-------- Given entries

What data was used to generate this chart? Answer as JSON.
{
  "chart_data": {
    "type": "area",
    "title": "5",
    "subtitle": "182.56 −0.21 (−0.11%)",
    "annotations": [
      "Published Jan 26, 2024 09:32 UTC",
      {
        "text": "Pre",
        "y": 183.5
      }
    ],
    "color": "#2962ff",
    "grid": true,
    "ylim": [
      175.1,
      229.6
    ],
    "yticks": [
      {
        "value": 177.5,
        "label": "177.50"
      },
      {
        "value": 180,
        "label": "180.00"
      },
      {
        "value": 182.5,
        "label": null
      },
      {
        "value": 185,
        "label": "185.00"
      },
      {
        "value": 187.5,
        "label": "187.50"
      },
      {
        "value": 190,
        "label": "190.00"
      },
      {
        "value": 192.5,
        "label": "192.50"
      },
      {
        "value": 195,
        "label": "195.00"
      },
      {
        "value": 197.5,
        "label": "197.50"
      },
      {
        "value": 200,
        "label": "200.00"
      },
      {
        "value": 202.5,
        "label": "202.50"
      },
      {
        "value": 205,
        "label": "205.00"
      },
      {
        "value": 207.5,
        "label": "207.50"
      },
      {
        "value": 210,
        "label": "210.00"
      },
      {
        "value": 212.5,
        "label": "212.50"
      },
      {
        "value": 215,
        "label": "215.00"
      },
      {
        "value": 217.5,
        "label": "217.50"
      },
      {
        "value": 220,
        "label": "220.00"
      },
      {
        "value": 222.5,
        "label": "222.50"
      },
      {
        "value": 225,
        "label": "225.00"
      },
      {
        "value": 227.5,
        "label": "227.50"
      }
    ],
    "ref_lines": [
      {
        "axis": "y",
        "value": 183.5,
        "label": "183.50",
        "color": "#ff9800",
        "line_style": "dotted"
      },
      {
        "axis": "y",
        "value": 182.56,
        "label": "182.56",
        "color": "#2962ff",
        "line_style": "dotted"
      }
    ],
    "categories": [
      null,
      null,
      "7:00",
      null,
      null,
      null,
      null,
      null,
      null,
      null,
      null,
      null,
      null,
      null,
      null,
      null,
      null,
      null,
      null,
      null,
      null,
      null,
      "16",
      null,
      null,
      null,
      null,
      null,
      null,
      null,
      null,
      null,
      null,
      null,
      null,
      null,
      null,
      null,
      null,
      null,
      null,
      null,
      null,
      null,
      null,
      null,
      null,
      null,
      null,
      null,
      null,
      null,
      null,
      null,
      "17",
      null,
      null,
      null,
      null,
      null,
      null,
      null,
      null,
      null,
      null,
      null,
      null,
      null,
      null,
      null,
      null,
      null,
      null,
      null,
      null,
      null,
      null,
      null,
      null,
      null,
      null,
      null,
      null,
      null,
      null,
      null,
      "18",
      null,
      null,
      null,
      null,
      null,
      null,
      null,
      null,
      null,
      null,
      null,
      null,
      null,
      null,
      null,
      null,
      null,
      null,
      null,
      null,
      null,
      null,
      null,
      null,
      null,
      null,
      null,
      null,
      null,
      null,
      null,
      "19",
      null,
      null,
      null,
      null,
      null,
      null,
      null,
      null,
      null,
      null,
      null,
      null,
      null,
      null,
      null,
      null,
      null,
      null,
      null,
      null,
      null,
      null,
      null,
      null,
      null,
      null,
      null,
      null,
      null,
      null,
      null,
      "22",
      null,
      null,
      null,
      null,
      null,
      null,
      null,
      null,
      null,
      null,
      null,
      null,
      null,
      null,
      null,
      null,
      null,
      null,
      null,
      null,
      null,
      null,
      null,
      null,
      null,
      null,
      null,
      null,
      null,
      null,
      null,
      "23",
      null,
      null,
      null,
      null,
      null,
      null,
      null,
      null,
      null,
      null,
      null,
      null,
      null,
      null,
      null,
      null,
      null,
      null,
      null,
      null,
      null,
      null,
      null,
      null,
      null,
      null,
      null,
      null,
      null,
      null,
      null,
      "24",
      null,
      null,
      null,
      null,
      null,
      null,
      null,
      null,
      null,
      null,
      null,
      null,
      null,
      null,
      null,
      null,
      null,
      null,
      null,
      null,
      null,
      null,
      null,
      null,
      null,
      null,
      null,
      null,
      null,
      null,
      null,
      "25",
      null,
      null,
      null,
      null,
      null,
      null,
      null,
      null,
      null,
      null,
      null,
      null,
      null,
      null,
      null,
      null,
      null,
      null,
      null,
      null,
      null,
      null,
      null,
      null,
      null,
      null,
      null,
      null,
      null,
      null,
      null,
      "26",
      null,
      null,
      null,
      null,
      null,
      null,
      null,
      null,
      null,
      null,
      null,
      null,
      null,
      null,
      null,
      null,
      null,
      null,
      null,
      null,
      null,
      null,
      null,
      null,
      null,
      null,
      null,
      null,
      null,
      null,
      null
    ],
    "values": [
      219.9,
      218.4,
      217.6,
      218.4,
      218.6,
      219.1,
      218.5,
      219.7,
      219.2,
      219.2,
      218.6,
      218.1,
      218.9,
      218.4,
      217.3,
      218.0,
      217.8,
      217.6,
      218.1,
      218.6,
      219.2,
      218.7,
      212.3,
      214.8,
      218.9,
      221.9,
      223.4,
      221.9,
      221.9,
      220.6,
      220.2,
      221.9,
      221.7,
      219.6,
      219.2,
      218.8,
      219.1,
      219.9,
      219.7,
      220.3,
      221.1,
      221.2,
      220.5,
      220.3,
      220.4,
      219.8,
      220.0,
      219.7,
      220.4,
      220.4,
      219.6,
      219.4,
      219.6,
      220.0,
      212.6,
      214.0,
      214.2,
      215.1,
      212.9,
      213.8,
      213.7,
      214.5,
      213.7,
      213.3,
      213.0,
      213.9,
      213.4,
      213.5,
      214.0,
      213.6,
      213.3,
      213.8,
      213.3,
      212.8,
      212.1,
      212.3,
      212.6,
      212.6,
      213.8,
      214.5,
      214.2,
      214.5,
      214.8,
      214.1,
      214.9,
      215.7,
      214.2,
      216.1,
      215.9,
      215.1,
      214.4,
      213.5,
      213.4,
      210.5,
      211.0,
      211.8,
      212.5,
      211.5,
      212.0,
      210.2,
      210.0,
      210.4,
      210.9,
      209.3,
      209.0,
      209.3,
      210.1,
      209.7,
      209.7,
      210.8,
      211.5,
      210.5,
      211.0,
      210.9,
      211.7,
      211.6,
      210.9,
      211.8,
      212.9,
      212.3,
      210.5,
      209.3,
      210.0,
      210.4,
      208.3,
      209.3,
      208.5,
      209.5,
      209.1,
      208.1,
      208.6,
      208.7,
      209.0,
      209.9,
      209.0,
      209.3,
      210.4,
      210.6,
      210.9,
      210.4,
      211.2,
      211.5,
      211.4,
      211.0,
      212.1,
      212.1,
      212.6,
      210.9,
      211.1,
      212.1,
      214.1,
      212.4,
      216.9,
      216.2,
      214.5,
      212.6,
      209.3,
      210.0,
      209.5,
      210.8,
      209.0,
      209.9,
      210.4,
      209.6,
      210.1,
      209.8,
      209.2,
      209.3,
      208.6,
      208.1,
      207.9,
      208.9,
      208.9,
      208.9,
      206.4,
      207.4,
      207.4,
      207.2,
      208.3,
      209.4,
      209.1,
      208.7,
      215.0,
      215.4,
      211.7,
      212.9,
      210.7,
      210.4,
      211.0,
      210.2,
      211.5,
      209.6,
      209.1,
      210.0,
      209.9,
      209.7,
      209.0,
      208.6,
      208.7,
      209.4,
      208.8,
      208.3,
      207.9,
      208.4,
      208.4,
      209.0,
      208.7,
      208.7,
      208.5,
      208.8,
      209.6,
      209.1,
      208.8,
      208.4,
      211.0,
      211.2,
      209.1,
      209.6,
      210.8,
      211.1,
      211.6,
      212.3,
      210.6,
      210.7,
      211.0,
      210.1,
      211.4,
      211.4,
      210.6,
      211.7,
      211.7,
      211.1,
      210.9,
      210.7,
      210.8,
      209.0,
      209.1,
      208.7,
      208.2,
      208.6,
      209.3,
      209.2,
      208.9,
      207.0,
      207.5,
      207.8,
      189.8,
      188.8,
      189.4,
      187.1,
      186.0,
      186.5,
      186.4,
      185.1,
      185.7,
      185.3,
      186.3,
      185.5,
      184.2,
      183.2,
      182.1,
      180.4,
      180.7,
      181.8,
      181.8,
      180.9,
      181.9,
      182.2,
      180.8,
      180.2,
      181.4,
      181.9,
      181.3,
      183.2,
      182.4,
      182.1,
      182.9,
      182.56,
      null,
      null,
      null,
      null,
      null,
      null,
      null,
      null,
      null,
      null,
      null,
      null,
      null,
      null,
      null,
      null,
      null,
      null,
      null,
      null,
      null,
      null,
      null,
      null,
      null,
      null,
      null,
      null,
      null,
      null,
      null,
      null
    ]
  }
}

----------------

**What you should do**
Pull every line holding "color" out of the records.

**Full answer**
    "color": "#2962ff",
        "color": "#ff9800",
        "color": "#2962ff",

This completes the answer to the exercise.